### TO BE DONE:
Collect each line holding the string "Modell".

### ENTRIES SUPPLIED:
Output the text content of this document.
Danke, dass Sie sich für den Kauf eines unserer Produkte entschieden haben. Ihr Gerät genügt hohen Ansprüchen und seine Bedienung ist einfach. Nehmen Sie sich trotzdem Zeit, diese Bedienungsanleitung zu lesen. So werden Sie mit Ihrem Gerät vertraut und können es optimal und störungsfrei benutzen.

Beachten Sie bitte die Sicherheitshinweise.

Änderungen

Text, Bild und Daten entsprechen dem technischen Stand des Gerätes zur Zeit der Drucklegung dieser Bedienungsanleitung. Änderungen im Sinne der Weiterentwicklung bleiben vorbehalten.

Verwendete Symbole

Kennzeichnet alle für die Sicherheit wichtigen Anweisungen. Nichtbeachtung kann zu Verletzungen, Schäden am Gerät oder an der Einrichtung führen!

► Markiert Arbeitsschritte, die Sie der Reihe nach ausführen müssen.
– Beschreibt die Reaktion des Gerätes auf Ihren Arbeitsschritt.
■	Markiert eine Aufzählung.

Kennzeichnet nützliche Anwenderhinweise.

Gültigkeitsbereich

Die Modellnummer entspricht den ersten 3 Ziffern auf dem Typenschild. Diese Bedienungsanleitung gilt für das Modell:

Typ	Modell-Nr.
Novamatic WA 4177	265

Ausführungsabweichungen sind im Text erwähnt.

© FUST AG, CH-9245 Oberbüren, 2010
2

### EXERCISE OUTPUT:
Die Modellnummer entspricht den ersten 3 Ziffern auf dem Typenschild. Diese Bedienungsanleitung gilt für das Modell:
Typ	Modell-Nr.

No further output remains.